■ **Task details**: Tell how many lines in these records contain the string "AREA", with only the number as the reply.

-- START Excerpted data --

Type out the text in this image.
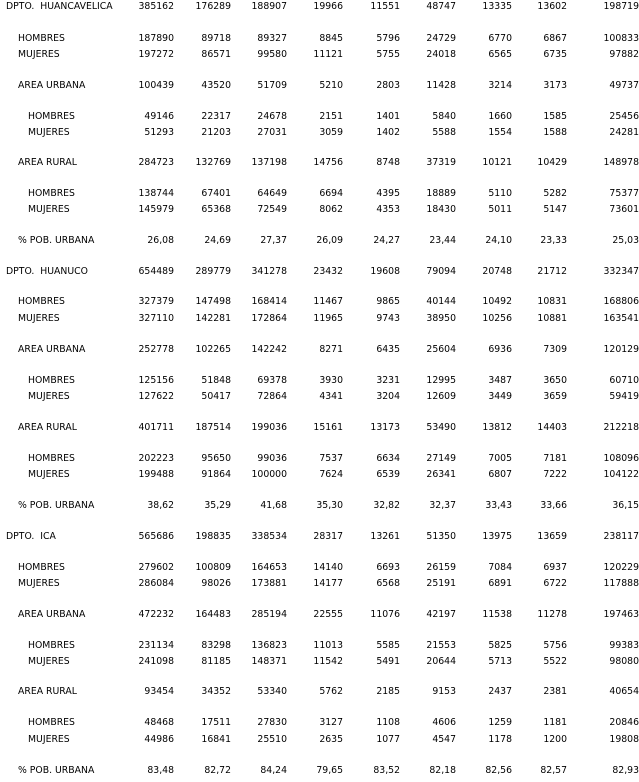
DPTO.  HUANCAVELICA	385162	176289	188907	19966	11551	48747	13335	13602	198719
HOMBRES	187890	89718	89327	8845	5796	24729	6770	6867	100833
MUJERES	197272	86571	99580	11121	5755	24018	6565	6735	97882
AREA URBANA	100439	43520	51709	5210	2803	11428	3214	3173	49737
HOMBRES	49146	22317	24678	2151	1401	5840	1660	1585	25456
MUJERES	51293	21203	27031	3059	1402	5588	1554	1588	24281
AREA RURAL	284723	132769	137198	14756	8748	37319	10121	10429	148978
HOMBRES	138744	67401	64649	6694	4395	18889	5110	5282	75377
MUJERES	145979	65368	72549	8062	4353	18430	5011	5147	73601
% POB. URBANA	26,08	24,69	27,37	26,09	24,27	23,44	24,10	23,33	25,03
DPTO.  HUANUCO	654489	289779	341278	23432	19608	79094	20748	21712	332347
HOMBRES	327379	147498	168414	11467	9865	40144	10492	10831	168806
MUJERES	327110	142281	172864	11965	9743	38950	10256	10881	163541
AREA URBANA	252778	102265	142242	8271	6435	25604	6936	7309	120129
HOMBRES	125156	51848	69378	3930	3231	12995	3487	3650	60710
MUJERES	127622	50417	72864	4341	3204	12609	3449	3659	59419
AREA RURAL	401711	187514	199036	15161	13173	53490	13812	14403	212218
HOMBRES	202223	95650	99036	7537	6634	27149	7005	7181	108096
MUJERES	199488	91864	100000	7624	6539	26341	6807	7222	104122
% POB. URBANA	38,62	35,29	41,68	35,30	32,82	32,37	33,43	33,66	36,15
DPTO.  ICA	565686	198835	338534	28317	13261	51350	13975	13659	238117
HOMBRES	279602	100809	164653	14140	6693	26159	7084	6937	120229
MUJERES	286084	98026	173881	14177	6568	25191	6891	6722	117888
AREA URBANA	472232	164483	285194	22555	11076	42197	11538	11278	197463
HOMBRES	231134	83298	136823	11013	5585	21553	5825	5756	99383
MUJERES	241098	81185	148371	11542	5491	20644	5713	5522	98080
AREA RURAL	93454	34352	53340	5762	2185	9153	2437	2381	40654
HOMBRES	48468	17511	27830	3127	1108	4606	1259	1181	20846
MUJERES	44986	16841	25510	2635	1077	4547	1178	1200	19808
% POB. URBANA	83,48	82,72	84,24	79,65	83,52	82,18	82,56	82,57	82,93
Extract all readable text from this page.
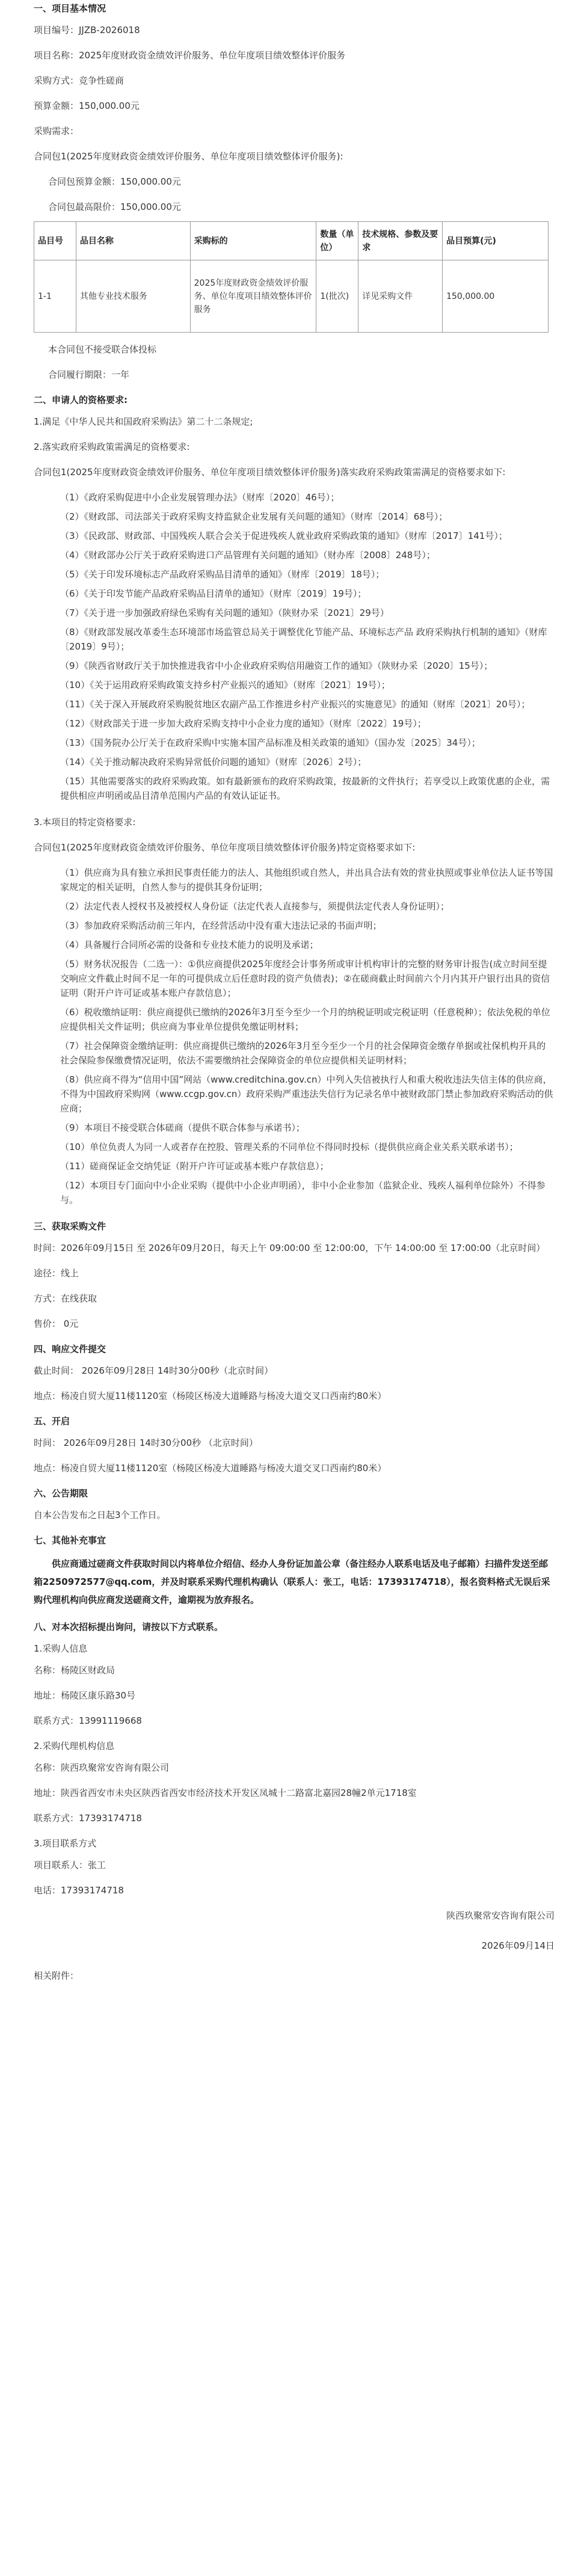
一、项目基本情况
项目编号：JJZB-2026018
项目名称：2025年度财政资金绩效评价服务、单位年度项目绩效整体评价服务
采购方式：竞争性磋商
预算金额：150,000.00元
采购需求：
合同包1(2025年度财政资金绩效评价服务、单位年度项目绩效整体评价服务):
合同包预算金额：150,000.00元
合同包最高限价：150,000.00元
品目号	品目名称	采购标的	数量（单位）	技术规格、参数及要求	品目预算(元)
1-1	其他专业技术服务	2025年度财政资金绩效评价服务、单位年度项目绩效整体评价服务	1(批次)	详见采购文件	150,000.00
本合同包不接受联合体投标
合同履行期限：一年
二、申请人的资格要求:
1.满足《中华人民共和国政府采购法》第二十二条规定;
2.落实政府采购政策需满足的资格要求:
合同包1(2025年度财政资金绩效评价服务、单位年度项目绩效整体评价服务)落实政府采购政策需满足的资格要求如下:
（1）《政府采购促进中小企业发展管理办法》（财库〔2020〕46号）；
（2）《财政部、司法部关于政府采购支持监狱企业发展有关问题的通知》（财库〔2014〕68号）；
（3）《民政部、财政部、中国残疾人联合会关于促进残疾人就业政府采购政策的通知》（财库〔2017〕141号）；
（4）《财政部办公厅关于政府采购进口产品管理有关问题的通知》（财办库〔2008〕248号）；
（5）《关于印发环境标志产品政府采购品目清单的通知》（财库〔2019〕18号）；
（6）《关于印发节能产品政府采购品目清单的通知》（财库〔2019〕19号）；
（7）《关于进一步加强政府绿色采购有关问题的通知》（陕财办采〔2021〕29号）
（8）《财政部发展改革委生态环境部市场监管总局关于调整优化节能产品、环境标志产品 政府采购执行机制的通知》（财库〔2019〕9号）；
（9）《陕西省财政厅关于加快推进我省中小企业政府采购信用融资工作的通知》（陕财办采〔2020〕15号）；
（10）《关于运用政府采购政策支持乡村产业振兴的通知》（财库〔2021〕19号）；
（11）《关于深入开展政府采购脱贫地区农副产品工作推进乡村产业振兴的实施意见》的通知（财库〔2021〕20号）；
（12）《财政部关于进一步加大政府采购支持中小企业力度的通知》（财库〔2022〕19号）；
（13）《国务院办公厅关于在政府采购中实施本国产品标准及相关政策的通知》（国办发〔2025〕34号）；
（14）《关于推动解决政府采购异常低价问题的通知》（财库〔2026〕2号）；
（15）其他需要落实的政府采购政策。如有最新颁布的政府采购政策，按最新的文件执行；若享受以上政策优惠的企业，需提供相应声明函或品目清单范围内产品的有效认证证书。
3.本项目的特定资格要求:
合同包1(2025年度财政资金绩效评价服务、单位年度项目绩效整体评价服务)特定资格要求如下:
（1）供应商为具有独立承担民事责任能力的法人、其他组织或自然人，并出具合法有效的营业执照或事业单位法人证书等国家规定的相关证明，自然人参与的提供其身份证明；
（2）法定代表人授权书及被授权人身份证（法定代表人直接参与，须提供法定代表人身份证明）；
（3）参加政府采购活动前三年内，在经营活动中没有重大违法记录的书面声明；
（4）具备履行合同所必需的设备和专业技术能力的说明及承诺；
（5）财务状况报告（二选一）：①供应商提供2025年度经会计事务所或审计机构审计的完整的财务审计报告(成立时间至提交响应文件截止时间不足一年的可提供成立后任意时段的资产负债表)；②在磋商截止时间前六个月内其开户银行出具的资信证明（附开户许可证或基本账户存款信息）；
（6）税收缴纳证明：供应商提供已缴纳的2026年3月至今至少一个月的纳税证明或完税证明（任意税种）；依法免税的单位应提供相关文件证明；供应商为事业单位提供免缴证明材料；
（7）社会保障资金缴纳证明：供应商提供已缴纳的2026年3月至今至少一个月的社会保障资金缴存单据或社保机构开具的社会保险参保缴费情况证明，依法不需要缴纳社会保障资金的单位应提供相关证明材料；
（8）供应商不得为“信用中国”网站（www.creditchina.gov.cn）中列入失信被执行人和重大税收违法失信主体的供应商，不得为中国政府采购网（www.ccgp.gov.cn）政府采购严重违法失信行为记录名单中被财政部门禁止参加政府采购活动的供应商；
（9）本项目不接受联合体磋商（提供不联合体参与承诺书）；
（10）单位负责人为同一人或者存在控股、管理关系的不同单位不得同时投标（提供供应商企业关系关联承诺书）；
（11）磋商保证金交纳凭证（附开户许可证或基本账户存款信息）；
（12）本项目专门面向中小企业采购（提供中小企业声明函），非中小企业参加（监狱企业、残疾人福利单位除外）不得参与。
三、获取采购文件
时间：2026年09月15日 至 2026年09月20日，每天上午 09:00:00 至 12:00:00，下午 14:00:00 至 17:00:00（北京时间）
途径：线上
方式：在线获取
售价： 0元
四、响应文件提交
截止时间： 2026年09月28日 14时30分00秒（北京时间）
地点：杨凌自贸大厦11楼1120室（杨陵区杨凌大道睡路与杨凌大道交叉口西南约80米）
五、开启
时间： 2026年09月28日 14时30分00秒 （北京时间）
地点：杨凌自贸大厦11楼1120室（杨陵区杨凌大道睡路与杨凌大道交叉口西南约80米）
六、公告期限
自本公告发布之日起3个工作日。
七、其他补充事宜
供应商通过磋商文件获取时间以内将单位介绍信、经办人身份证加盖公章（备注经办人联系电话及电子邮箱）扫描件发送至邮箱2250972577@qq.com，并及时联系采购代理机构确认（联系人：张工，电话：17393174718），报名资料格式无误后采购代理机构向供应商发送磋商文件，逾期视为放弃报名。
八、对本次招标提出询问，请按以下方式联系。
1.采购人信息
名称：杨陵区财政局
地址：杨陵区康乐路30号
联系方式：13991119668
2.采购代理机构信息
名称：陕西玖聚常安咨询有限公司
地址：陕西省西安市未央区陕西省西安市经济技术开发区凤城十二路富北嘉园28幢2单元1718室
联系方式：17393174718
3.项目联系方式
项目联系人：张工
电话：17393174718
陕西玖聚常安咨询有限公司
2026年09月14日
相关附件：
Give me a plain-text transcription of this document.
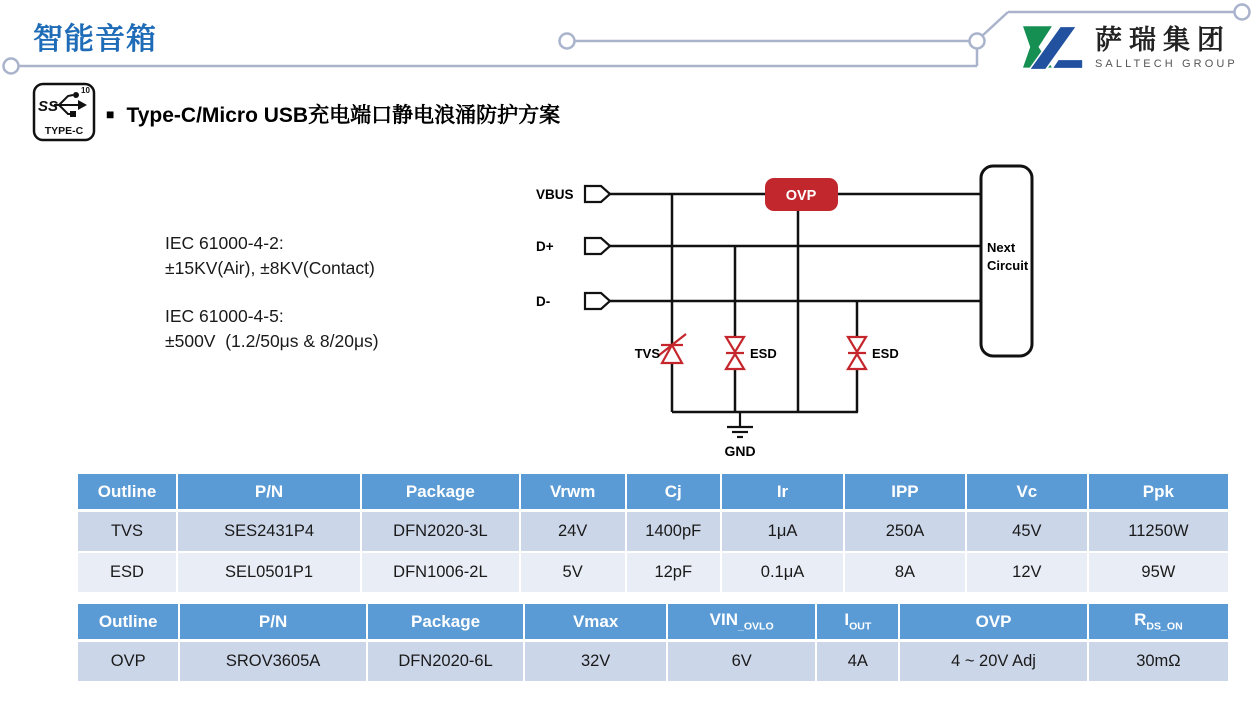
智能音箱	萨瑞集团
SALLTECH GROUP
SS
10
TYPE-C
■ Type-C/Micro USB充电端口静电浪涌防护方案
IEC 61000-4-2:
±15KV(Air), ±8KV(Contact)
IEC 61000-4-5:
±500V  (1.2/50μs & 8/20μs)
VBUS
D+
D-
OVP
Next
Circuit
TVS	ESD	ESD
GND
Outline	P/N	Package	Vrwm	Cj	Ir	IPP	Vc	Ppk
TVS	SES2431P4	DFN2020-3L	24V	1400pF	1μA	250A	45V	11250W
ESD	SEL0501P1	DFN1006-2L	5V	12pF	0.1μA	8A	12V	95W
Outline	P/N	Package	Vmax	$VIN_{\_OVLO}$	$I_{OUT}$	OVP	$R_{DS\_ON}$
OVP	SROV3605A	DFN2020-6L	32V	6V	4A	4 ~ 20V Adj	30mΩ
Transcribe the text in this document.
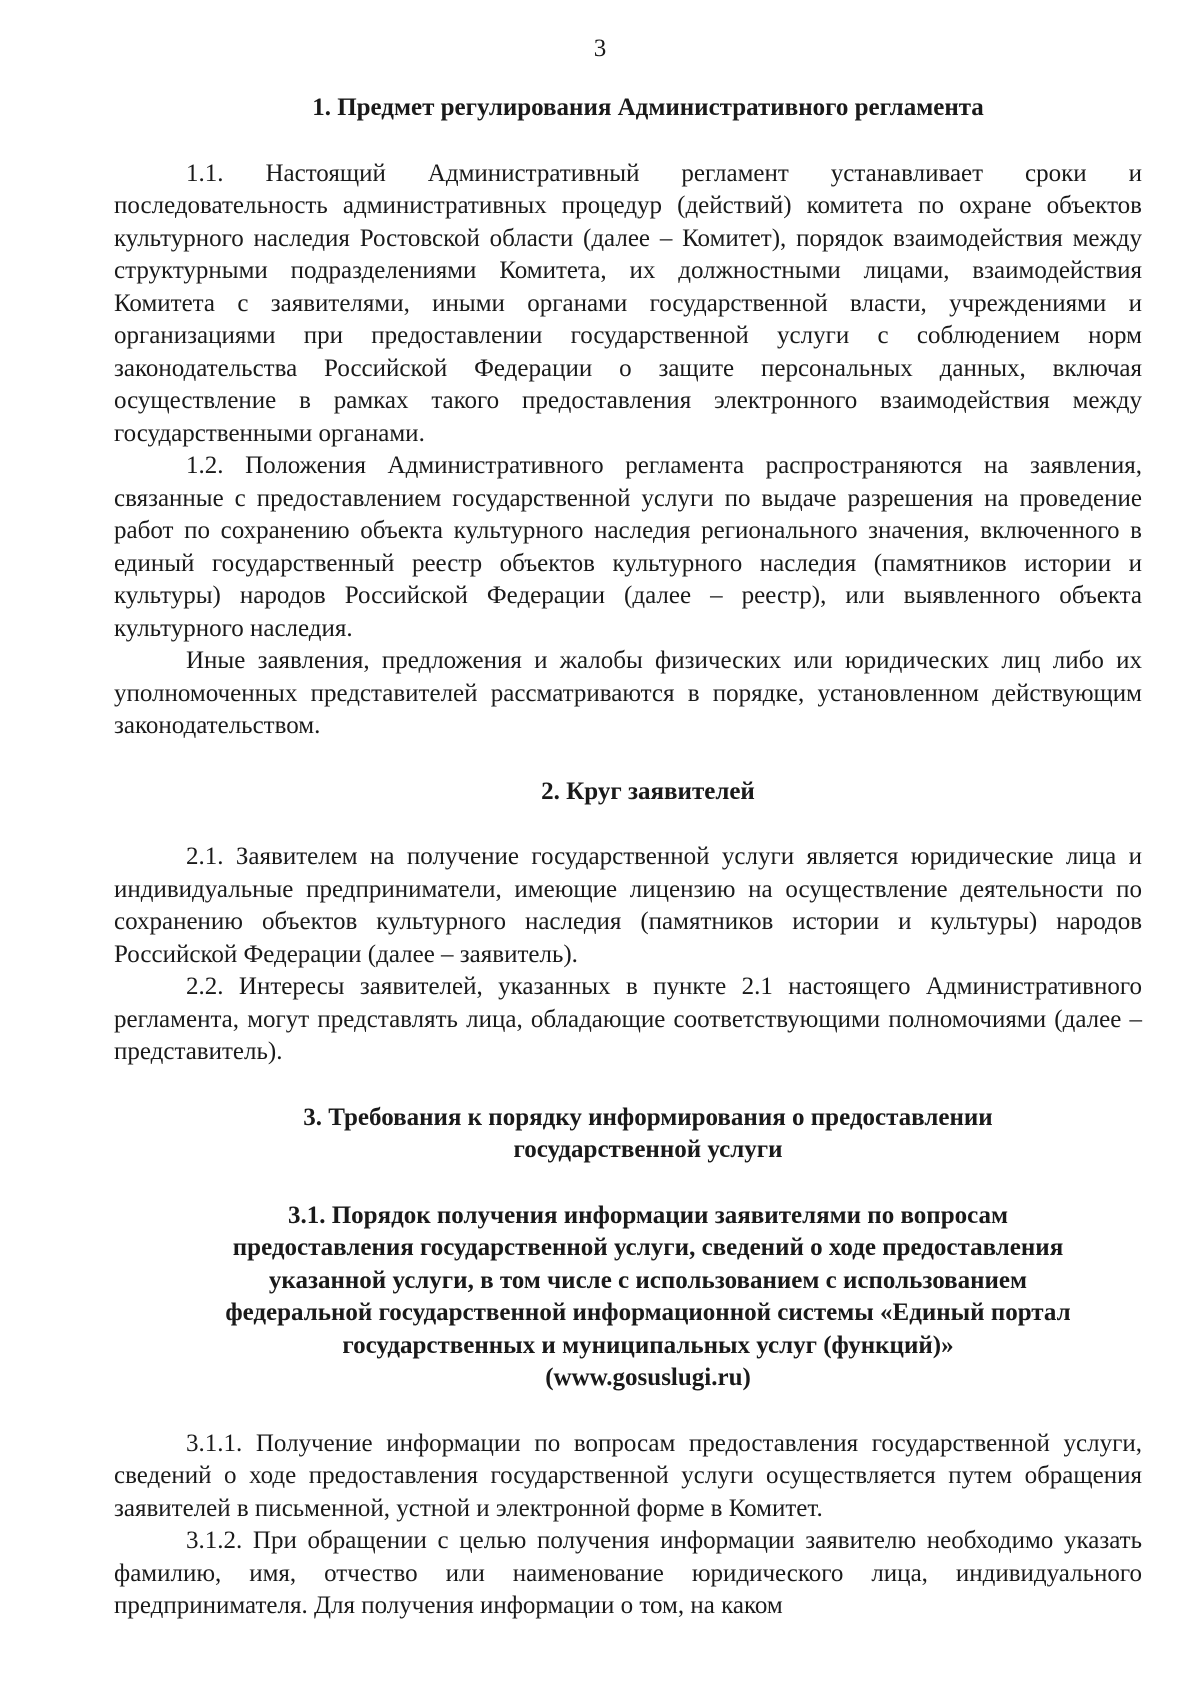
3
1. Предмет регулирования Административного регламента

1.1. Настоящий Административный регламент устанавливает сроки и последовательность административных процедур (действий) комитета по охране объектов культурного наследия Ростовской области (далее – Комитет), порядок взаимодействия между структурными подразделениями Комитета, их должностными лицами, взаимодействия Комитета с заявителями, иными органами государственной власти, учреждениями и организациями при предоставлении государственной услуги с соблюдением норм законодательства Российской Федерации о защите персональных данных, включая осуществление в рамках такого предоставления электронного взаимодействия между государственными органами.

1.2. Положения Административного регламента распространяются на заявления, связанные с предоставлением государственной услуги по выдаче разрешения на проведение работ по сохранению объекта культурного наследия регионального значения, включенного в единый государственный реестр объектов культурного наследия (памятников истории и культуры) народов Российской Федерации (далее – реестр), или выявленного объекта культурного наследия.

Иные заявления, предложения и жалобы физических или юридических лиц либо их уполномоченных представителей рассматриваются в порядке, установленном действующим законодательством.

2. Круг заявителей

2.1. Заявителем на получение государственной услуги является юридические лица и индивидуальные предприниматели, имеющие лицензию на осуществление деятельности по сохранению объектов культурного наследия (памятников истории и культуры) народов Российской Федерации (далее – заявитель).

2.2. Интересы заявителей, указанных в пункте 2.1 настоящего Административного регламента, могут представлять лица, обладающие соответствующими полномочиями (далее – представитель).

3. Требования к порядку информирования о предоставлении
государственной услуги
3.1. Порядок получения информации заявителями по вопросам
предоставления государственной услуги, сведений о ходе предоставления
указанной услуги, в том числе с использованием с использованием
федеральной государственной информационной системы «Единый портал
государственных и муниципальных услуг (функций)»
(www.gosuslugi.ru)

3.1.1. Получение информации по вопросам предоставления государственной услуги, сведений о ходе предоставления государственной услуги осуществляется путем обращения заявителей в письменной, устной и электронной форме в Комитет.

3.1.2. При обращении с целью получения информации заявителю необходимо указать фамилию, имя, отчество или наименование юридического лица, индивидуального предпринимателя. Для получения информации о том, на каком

-- END Excerpted data --

■ **Answer to this task**: 6